> **To do**: Each entry below should be returned exactly as is, with the pictures removed.

— Begin Records to process —

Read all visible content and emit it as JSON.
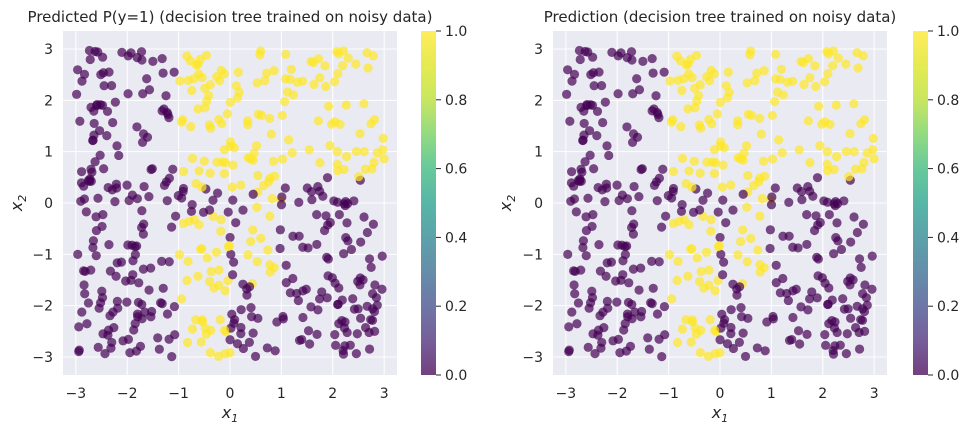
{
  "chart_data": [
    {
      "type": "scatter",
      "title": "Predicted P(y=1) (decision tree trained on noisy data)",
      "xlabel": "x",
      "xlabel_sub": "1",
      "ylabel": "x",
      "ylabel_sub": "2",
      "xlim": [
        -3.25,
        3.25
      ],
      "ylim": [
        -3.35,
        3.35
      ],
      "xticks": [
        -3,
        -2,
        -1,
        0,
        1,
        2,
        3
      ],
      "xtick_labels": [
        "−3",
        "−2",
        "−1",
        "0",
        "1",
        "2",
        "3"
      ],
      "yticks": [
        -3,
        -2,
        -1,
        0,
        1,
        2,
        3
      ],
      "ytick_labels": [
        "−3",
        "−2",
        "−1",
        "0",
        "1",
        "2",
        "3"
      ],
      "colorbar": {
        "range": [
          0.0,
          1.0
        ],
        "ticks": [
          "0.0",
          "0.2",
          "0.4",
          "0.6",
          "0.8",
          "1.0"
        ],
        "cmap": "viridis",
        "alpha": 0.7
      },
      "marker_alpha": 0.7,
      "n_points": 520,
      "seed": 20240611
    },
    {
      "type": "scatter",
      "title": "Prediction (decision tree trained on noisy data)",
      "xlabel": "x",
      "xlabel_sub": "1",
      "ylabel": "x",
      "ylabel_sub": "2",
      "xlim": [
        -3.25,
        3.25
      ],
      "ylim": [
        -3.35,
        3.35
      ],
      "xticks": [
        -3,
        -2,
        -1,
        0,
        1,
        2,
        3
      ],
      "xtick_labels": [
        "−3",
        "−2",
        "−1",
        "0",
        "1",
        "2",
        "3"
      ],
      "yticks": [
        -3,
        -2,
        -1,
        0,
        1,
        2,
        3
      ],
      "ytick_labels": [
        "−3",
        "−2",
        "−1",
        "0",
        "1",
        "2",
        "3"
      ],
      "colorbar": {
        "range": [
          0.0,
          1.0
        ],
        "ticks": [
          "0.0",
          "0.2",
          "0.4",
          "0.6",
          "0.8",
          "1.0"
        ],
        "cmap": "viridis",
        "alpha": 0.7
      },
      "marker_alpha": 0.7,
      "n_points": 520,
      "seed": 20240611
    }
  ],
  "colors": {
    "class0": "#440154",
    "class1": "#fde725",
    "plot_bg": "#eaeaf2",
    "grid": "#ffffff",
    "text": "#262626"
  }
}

— End Records to process —

> **Output of the task**:
Read all visible content and emit it as JSON.
{
  "chart_data": [
    {
      "type": "scatter",
      "title": "Predicted P(y=1) (decision tree trained on noisy data)",
      "xlabel": "x",
      "xlabel_sub": "1",
      "ylabel": "x",
      "ylabel_sub": "2",
      "xlim": [
        -3.25,
        3.25
      ],
      "ylim": [
        -3.35,
        3.35
      ],
      "xticks": [
        -3,
        -2,
        -1,
        0,
        1,
        2,
        3
      ],
      "xtick_labels": [
        "−3",
        "−2",
        "−1",
        "0",
        "1",
        "2",
        "3"
      ],
      "yticks": [
        -3,
        -2,
        -1,
        0,
        1,
        2,
        3
      ],
      "ytick_labels": [
        "−3",
        "−2",
        "−1",
        "0",
        "1",
        "2",
        "3"
      ],
      "colorbar": {
        "range": [
          0.0,
          1.0
        ],
        "ticks": [
          "0.0",
          "0.2",
          "0.4",
          "0.6",
          "0.8",
          "1.0"
        ],
        "cmap": "viridis",
        "alpha": 0.7
      },
      "marker_alpha": 0.7,
      "n_points": 520,
      "seed": 20240611
    },
    {
      "type": "scatter",
      "title": "Prediction (decision tree trained on noisy data)",
      "xlabel": "x",
      "xlabel_sub": "1",
      "ylabel": "x",
      "ylabel_sub": "2",
      "xlim": [
        -3.25,
        3.25
      ],
      "ylim": [
        -3.35,
        3.35
      ],
      "xticks": [
        -3,
        -2,
        -1,
        0,
        1,
        2,
        3
      ],
      "xtick_labels": [
        "−3",
        "−2",
        "−1",
        "0",
        "1",
        "2",
        "3"
      ],
      "yticks": [
        -3,
        -2,
        -1,
        0,
        1,
        2,
        3
      ],
      "ytick_labels": [
        "−3",
        "−2",
        "−1",
        "0",
        "1",
        "2",
        "3"
      ],
      "colorbar": {
        "range": [
          0.0,
          1.0
        ],
        "ticks": [
          "0.0",
          "0.2",
          "0.4",
          "0.6",
          "0.8",
          "1.0"
        ],
        "cmap": "viridis",
        "alpha": 0.7
      },
      "marker_alpha": 0.7,
      "n_points": 520,
      "seed": 20240611
    }
  ],
  "colors": {
    "class0": "#440154",
    "class1": "#fde725",
    "plot_bg": "#eaeaf2",
    "grid": "#ffffff",
    "text": "#262626"
  }
}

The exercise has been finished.